## Texte de lecture

§ §

Pas de contrat social sans une relation apaisée entre police et citoyens

« Un Etat est une communauté humaine qui revendique le monopole de l’usage légitime de la force physique sur un territoire donné ». Cette formule célèbre de Max Weber, tirée du Savant et le Politique, s’inscrit dans la tradition du contractualisme et renvoie à l’idée qu’un Etat n’est rien d’autre que l’instrument d’un pacte dans lequel ses membres abandonnent une part de liberté en échange de sécurité. Un contrat social et politique en quelque sorte.

De la révolte des croquants du Quercy (1624) aux émeutes de banlieue (2005), en passant par celle des Canuts lyonnais (1831), la prise de la Bastille (1789) ou encore la révolution de février (1848), l’histoire de la France constituée en tant qu’Etat est émaillée d’épisodes touchant aux limites de cette violence légitime, le feuilleton étant notoirement alimenté par les relations entre « forces de l’ordre » et citoyens. 

Sans exagérer la place qu’elle conservera dans le futur, l’affaire du viol présumé du jeune Théo a relancé le débat sur cette problématique en même temps qu’elle ravivait un profond sentiment d’injustice pour une partie de la jeunesse française. Concernant l’interpellation d’Aulnay, il appartiendra naturellement aux autorités compétentes de se prononcer sur les conclusions de l’enquête. Mais la répétition de ce genre d’affaires depuis 40 ans et leurs conséquences nous obligent, en responsabilité, à agir. 

L’Etat, je l’ai dit, est le fruit d’un contrat social. Or aujourd’hui, entre incompréhension, rancœurs et défiance mutuelle, les incidents presque quotidiens qui opposent forces de police et habitants des quartiers concourent à la remise en cause de ce pacte par les deux parties. L’institution policière en pâtit et à travers elle, l’autorité de l’Etat. « Théo et Adama montrent pourquoi Zyed et Bouna couraient », pouvait-on lire lors d’une manifestation le 11 février dernier devant le tribunal de grande instance de Bobigny. Plus largement, il se suffit de se balader dans le métro parisien pour y lire la défiance d’une partie de notre société envers sa police. La cicatrice est profonde. 

En matière de sécurité, la création de la police de proximité par le gouvernement Jospin en 1998 a été la seule doctrine claire de ces 40 dernières années. Certes perfectible, ce dispositif a assuré une présence continue de ce service de l’Etat sur le terrain. Un recrutement adroit et localisé a facilité l’ancrage sur le long terme des agents et leurs possibilités de rencontres – donc d’acceptation – avec les habitants. Lionel Jospin et Jean-Pierre Chevènement ont eu l’audace de croire en l’intelligence collective et de rompre avec le dogme d’une police d’intervention pour mettre en place une police d’enquête et de service, proche et utile à la population. Regrettée par nombre d’élus et d’acteurs engagés[1], de droite comme de gauche, la police de proximité répondait à une mission d’ordre public tout en s’adaptant aux spécificités locales. Les compétences étaient claires et les agents respectés.

§ §

## Tâche à réaliser
Recopiez le passage du texte sur les relations entre police et citoyens, en commençant à « Pas de contrat » et en terminant à « en quelque sorte. ».

## Extrait de données
§ §

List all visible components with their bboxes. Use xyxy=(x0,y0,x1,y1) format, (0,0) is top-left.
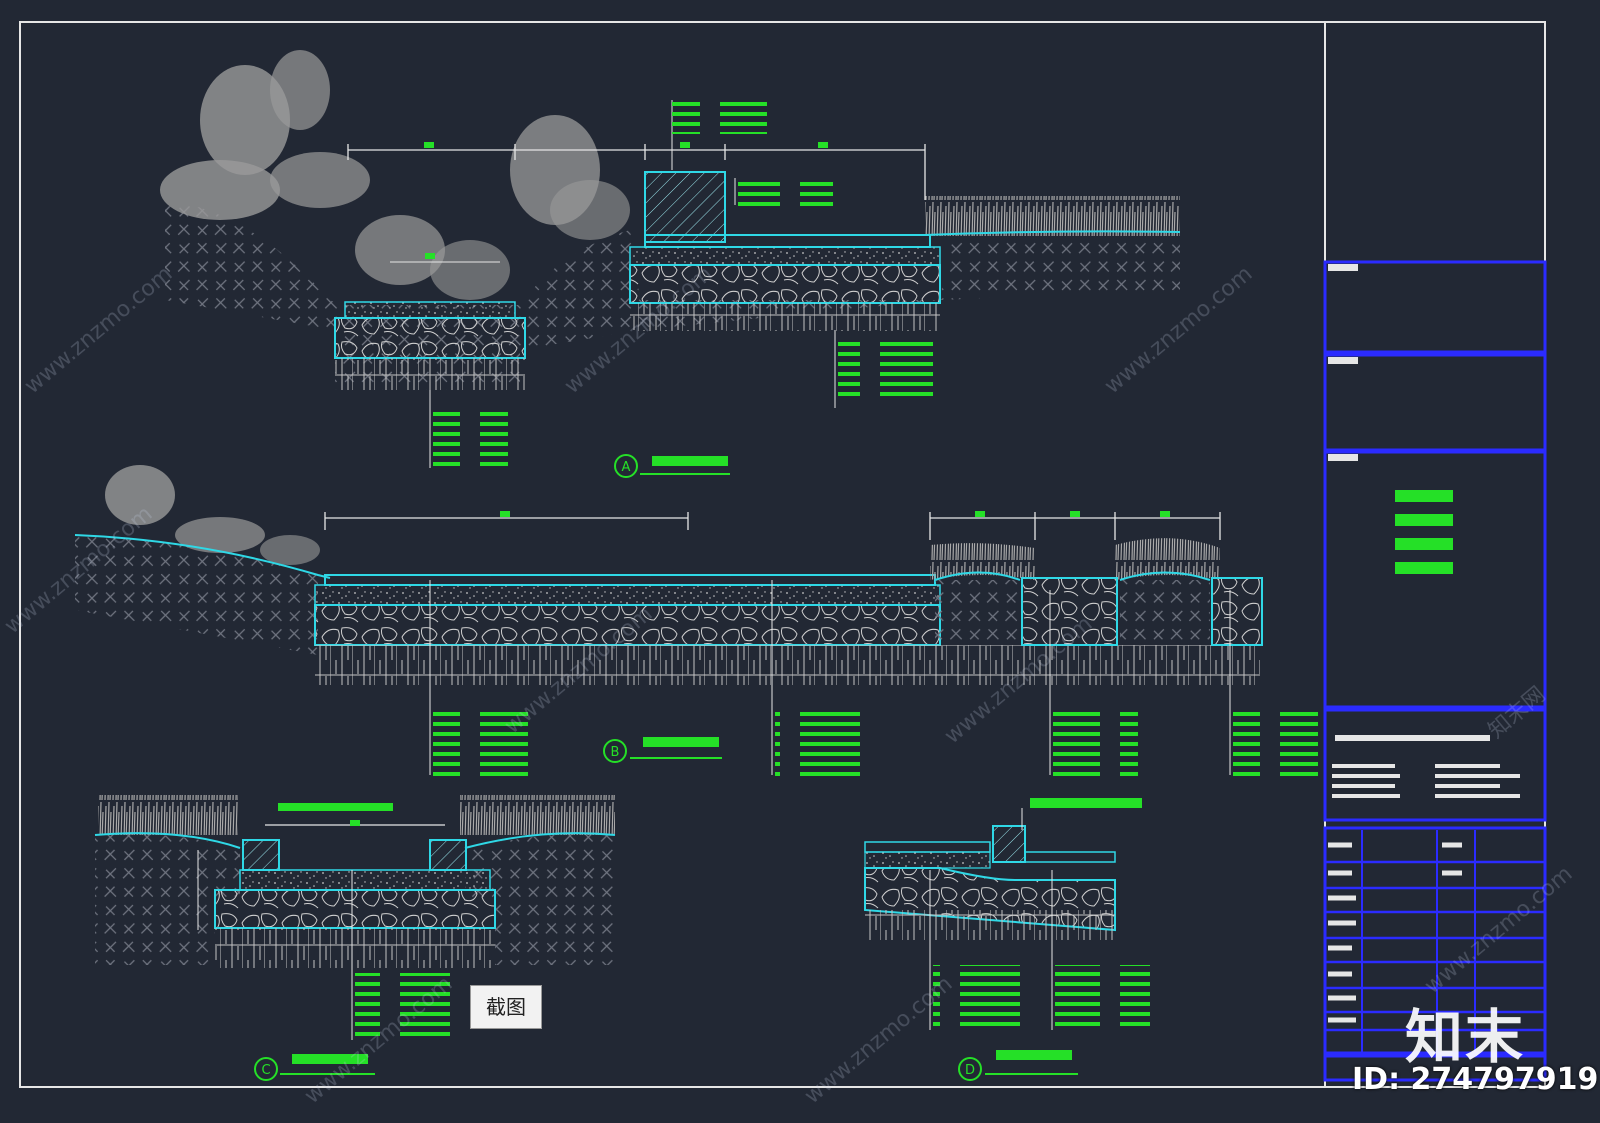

§ §

## Tâche accomplie
Pas de contrat social sans une relation apaisée entre police et citoyens

« Un Etat est une communauté humaine qui revendique le monopole de l’usage légitime de la force physique sur un territoire donné ». Cette formule célèbre de Max Weber, tirée du Savant et le Politique, s’inscrit dans la tradition du contractualisme et renvoie à l’idée qu’un Etat n’est rien d’autre que l’instrument d’un pacte dans lequel ses membres abandonnent une part de liberté en échange de sécurité. Un contrat social et politique en quelque sorte.